─── Records supplied

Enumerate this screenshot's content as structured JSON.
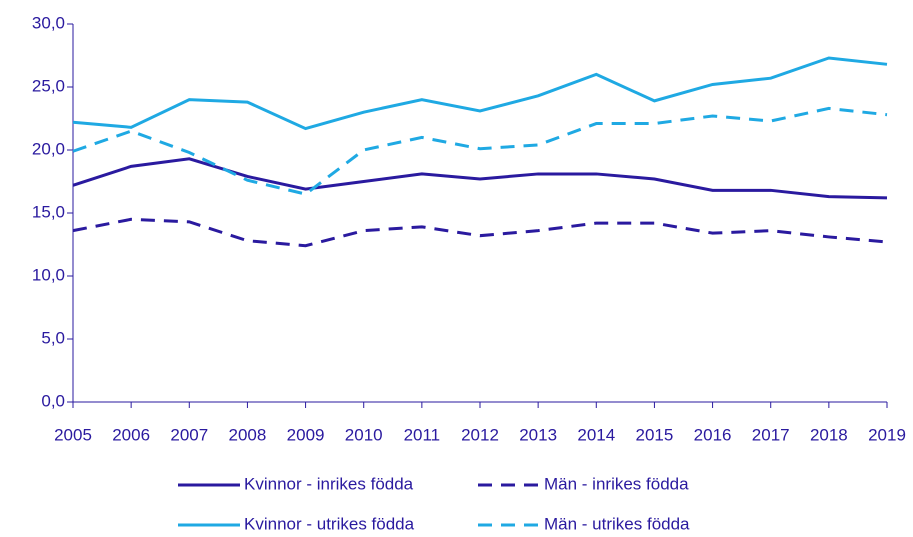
{
  "chart_data": {
    "type": "line",
    "categories": [
      "2005",
      "2006",
      "2007",
      "2008",
      "2009",
      "2010",
      "2011",
      "2012",
      "2013",
      "2014",
      "2015",
      "2016",
      "2017",
      "2018",
      "2019"
    ],
    "series": [
      {
        "name": "Kvinnor - inrikes födda",
        "color": "#2a1a9f",
        "dash": false,
        "values": [
          17.2,
          18.7,
          19.3,
          17.9,
          16.9,
          17.5,
          18.1,
          17.7,
          18.1,
          18.1,
          17.7,
          16.8,
          16.8,
          16.3,
          16.2
        ]
      },
      {
        "name": "Män - inrikes födda",
        "color": "#2a1a9f",
        "dash": true,
        "values": [
          13.6,
          14.5,
          14.3,
          12.8,
          12.4,
          13.6,
          13.9,
          13.2,
          13.6,
          14.2,
          14.2,
          13.4,
          13.6,
          13.1,
          12.7
        ]
      },
      {
        "name": "Kvinnor - utrikes födda",
        "color": "#1fa9e3",
        "dash": false,
        "values": [
          22.2,
          21.8,
          24.0,
          23.8,
          21.7,
          23.0,
          24.0,
          23.1,
          24.3,
          26.0,
          23.9,
          25.2,
          25.7,
          27.3,
          26.8
        ]
      },
      {
        "name": "Män - utrikes födda",
        "color": "#1fa9e3",
        "dash": true,
        "values": [
          19.9,
          21.5,
          19.8,
          17.6,
          16.5,
          20.0,
          21.0,
          20.1,
          20.4,
          22.1,
          22.1,
          22.7,
          22.3,
          23.3,
          22.8
        ]
      }
    ],
    "ylim": [
      0,
      30
    ],
    "yticks": [
      {
        "value": 0,
        "label": "0,0"
      },
      {
        "value": 5,
        "label": "5,0"
      },
      {
        "value": 10,
        "label": "10,0"
      },
      {
        "value": 15,
        "label": "15,0"
      },
      {
        "value": 20,
        "label": "20,0"
      },
      {
        "value": 25,
        "label": "25,0"
      },
      {
        "value": 30,
        "label": "30,0"
      }
    ],
    "grid": false
  }
}
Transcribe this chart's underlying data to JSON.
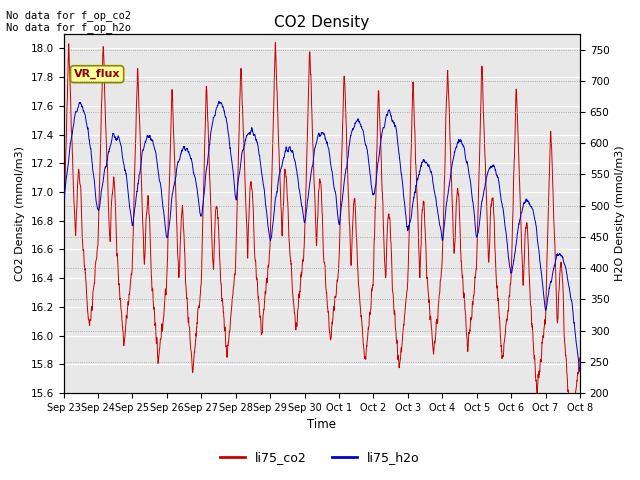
{
  "title": "CO2 Density",
  "xlabel": "Time",
  "ylabel_left": "CO2 Density (mmol/m3)",
  "ylabel_right": "H2O Density (mmol/m3)",
  "ylim_left": [
    15.6,
    18.1
  ],
  "ylim_right": [
    200,
    775
  ],
  "yticks_left": [
    15.6,
    15.8,
    16.0,
    16.2,
    16.4,
    16.6,
    16.8,
    17.0,
    17.2,
    17.4,
    17.6,
    17.8,
    18.0
  ],
  "yticks_right": [
    200,
    250,
    300,
    350,
    400,
    450,
    500,
    550,
    600,
    650,
    700,
    750
  ],
  "xtick_labels": [
    "Sep 23",
    "Sep 24",
    "Sep 25",
    "Sep 26",
    "Sep 27",
    "Sep 28",
    "Sep 29",
    "Sep 30",
    "Oct 1",
    "Oct 2",
    "Oct 3",
    "Oct 4",
    "Oct 5",
    "Oct 6",
    "Oct 7",
    "Oct 8"
  ],
  "no_data_text": "No data for f_op_co2\nNo data for f_op_h2o",
  "vr_flux_label": "VR_flux",
  "legend_labels": [
    "li75_co2",
    "li75_h2o"
  ],
  "legend_colors": [
    "#cc0000",
    "#0000cc"
  ],
  "line_color_co2": "#cc0000",
  "line_color_h2o": "#0000cc",
  "fig_bg_color": "#ffffff",
  "plot_area_bg": "#e8e8e8",
  "grid_color": "#ffffff"
}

──────

**Direction:**
Write out each line of the data exactly; the images should be left out.

**Solution to this exercise:**
Enumerate this screenshot's content as structured JSON.
{
  "chart_data": {
    "type": "line",
    "categories": [
      "2005",
      "2006",
      "2007",
      "2008",
      "2009",
      "2010",
      "2011",
      "2012",
      "2013",
      "2014",
      "2015",
      "2016",
      "2017",
      "2018",
      "2019"
    ],
    "series": [
      {
        "name": "Kvinnor - inrikes födda",
        "color": "#2a1a9f",
        "dash": false,
        "values": [
          17.2,
          18.7,
          19.3,
          17.9,
          16.9,
          17.5,
          18.1,
          17.7,
          18.1,
          18.1,
          17.7,
          16.8,
          16.8,
          16.3,
          16.2
        ]
      },
      {
        "name": "Män - inrikes födda",
        "color": "#2a1a9f",
        "dash": true,
        "values": [
          13.6,
          14.5,
          14.3,
          12.8,
          12.4,
          13.6,
          13.9,
          13.2,
          13.6,
          14.2,
          14.2,
          13.4,
          13.6,
          13.1,
          12.7
        ]
      },
      {
        "name": "Kvinnor - utrikes födda",
        "color": "#1fa9e3",
        "dash": false,
        "values": [
          22.2,
          21.8,
          24.0,
          23.8,
          21.7,
          23.0,
          24.0,
          23.1,
          24.3,
          26.0,
          23.9,
          25.2,
          25.7,
          27.3,
          26.8
        ]
      },
      {
        "name": "Män - utrikes födda",
        "color": "#1fa9e3",
        "dash": true,
        "values": [
          19.9,
          21.5,
          19.8,
          17.6,
          16.5,
          20.0,
          21.0,
          20.1,
          20.4,
          22.1,
          22.1,
          22.7,
          22.3,
          23.3,
          22.8
        ]
      }
    ],
    "ylim": [
      0,
      30
    ],
    "yticks": [
      {
        "value": 0,
        "label": "0,0"
      },
      {
        "value": 5,
        "label": "5,0"
      },
      {
        "value": 10,
        "label": "10,0"
      },
      {
        "value": 15,
        "label": "15,0"
      },
      {
        "value": 20,
        "label": "20,0"
      },
      {
        "value": 25,
        "label": "25,0"
      },
      {
        "value": 30,
        "label": "30,0"
      }
    ],
    "grid": false
  }
}
Transcribe this chart's underlying data to JSON.
{
  "title": "CO2 Density",
  "xlabel": "Time",
  "ylabel_left": "CO2 Density (mmol/m3)",
  "ylabel_right": "H2O Density (mmol/m3)",
  "ylim_left": [
    15.6,
    18.1
  ],
  "ylim_right": [
    200,
    775
  ],
  "yticks_left": [
    15.6,
    15.8,
    16.0,
    16.2,
    16.4,
    16.6,
    16.8,
    17.0,
    17.2,
    17.4,
    17.6,
    17.8,
    18.0
  ],
  "yticks_right": [
    200,
    250,
    300,
    350,
    400,
    450,
    500,
    550,
    600,
    650,
    700,
    750
  ],
  "xtick_labels": [
    "Sep 23",
    "Sep 24",
    "Sep 25",
    "Sep 26",
    "Sep 27",
    "Sep 28",
    "Sep 29",
    "Sep 30",
    "Oct 1",
    "Oct 2",
    "Oct 3",
    "Oct 4",
    "Oct 5",
    "Oct 6",
    "Oct 7",
    "Oct 8"
  ],
  "no_data_text": "No data for f_op_co2\nNo data for f_op_h2o",
  "vr_flux_label": "VR_flux",
  "legend_labels": [
    "li75_co2",
    "li75_h2o"
  ],
  "legend_colors": [
    "#cc0000",
    "#0000cc"
  ],
  "line_color_co2": "#cc0000",
  "line_color_h2o": "#0000cc",
  "fig_bg_color": "#ffffff",
  "plot_area_bg": "#e8e8e8",
  "grid_color": "#ffffff"
}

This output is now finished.